=== Stored rows ===
>> begin
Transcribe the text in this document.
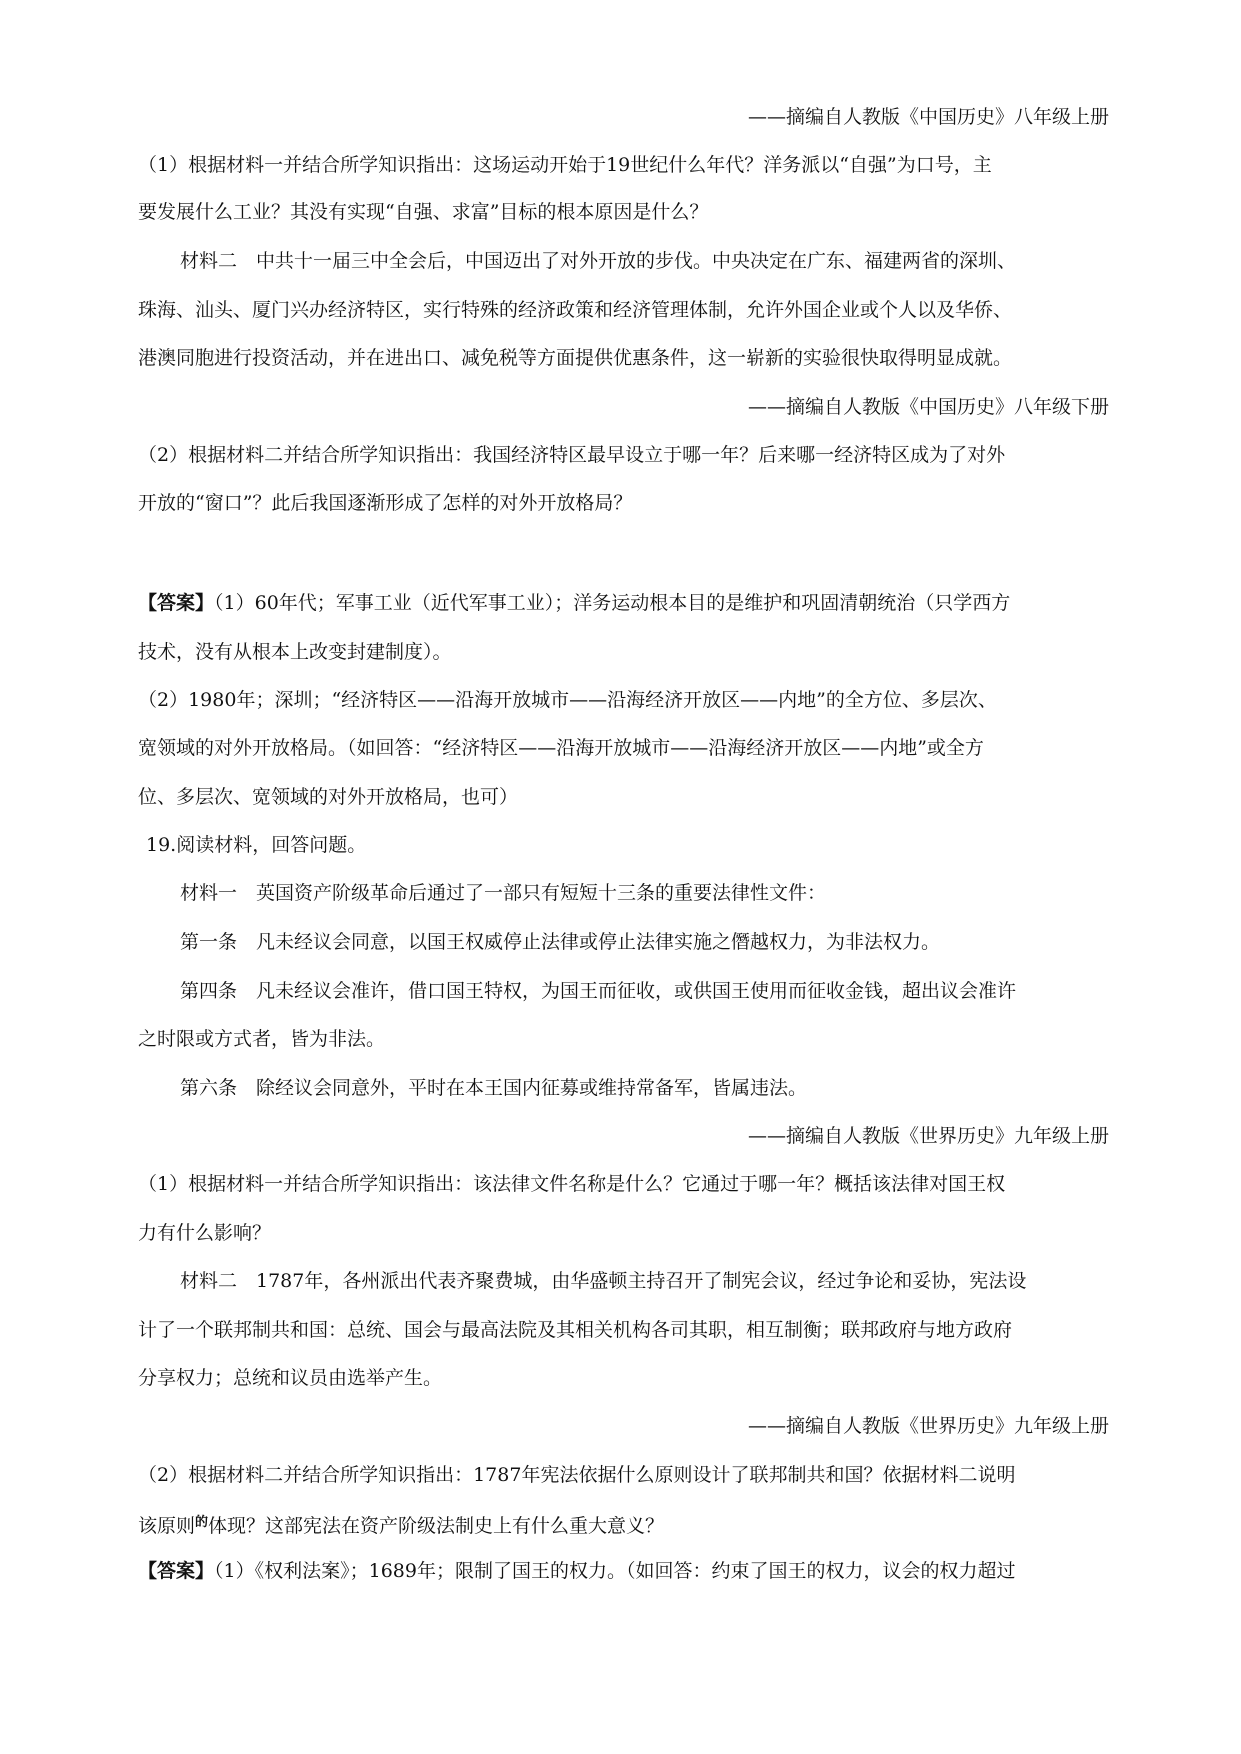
——摘编自人教版《中国历史》八年级上册
（1）根据材料一并结合所学知识指出：这场运动开始于19世纪什么年代？洋务派以“自强”为口号，主
要发展什么工业？其没有实现“自强、求富”目标的根本原因是什么？
材料二　中共十一届三中全会后，中国迈出了对外开放的步伐。中央决定在广东、福建两省的深圳、
珠海、汕头、厦门兴办经济特区，实行特殊的经济政策和经济管理体制，允许外国企业或个人以及华侨、
港澳同胞进行投资活动，并在进出口、减免税等方面提供优惠条件，这一崭新的实验很快取得明显成就。
——摘编自人教版《中国历史》八年级下册
（2）根据材料二并结合所学知识指出：我国经济特区最早设立于哪一年？后来哪一经济特区成为了对外
开放的“窗口”？此后我国逐渐形成了怎样的对外开放格局？
【答案】（1）60年代；军事工业（近代军事工业）；洋务运动根本目的是维护和巩固清朝统治（只学西方
技术，没有从根本上改变封建制度）。
（2）1980年；深圳；“经济特区——沿海开放城市——沿海经济开放区——内地”的全方位、多层次、
宽领域的对外开放格局。（如回答：“经济特区——沿海开放城市——沿海经济开放区——内地”或全方
位、多层次、宽领域的对外开放格局，也可）
19.阅读材料，回答问题。
材料一　英国资产阶级革命后通过了一部只有短短十三条的重要法律性文件：
第一条　凡未经议会同意，以国王权威停止法律或停止法律实施之僭越权力，为非法权力。
第四条　凡未经议会准许，借口国王特权，为国王而征收，或供国王使用而征收金钱，超出议会准许
之时限或方式者，皆为非法。
第六条　除经议会同意外，平时在本王国内征募或维持常备军，皆属违法。
——摘编自人教版《世界历史》九年级上册
（1）根据材料一并结合所学知识指出：该法律文件名称是什么？它通过于哪一年？概括该法律对国王权
力有什么影响？
材料二　1787年，各州派出代表齐聚费城，由华盛顿主持召开了制宪会议，经过争论和妥协，宪法设
计了一个联邦制共和国：总统、国会与最高法院及其相关机构各司其职，相互制衡；联邦政府与地方政府
分享权力；总统和议员由选举产生。
——摘编自人教版《世界历史》九年级上册
（2）根据材料二并结合所学知识指出：1787年宪法依据什么原则设计了联邦制共和国？依据材料二说明
该原则$^的$体现？这部宪法在资产阶级法制史上有什么重大意义？
【答案】（1）《权利法案》；1689年；限制了国王的权力。（如回答：约束了国王的权力，议会的权力超过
>> end
=== Exercise instructions ===
Without including any pictures, please restate all the records exactly.

=== Finished answer ===
Transcribe the text in this document.
——摘编自人教版《中国历史》八年级上册
（1）根据材料一并结合所学知识指出：这场运动开始于19世纪什么年代？洋务派以“自强”为口号，主
要发展什么工业？其没有实现“自强、求富”目标的根本原因是什么？
材料二　中共十一届三中全会后，中国迈出了对外开放的步伐。中央决定在广东、福建两省的深圳、
珠海、汕头、厦门兴办经济特区，实行特殊的经济政策和经济管理体制，允许外国企业或个人以及华侨、
港澳同胞进行投资活动，并在进出口、减免税等方面提供优惠条件，这一崭新的实验很快取得明显成就。
——摘编自人教版《中国历史》八年级下册
（2）根据材料二并结合所学知识指出：我国经济特区最早设立于哪一年？后来哪一经济特区成为了对外
开放的“窗口”？此后我国逐渐形成了怎样的对外开放格局？
【答案】（1）60年代；军事工业（近代军事工业）；洋务运动根本目的是维护和巩固清朝统治（只学西方
技术，没有从根本上改变封建制度）。
（2）1980年；深圳；“经济特区——沿海开放城市——沿海经济开放区——内地”的全方位、多层次、
宽领域的对外开放格局。（如回答：“经济特区——沿海开放城市——沿海经济开放区——内地”或全方
位、多层次、宽领域的对外开放格局，也可）
19.阅读材料，回答问题。
材料一　英国资产阶级革命后通过了一部只有短短十三条的重要法律性文件：
第一条　凡未经议会同意，以国王权威停止法律或停止法律实施之僭越权力，为非法权力。
第四条　凡未经议会准许，借口国王特权，为国王而征收，或供国王使用而征收金钱，超出议会准许
之时限或方式者，皆为非法。
第六条　除经议会同意外，平时在本王国内征募或维持常备军，皆属违法。
——摘编自人教版《世界历史》九年级上册
（1）根据材料一并结合所学知识指出：该法律文件名称是什么？它通过于哪一年？概括该法律对国王权
力有什么影响？
材料二　1787年，各州派出代表齐聚费城，由华盛顿主持召开了制宪会议，经过争论和妥协，宪法设
计了一个联邦制共和国：总统、国会与最高法院及其相关机构各司其职，相互制衡；联邦政府与地方政府
分享权力；总统和议员由选举产生。
——摘编自人教版《世界历史》九年级上册
（2）根据材料二并结合所学知识指出：1787年宪法依据什么原则设计了联邦制共和国？依据材料二说明
该原则$^的$体现？这部宪法在资产阶级法制史上有什么重大意义？
【答案】（1）《权利法案》；1689年；限制了国王的权力。（如回答：约束了国王的权力，议会的权力超过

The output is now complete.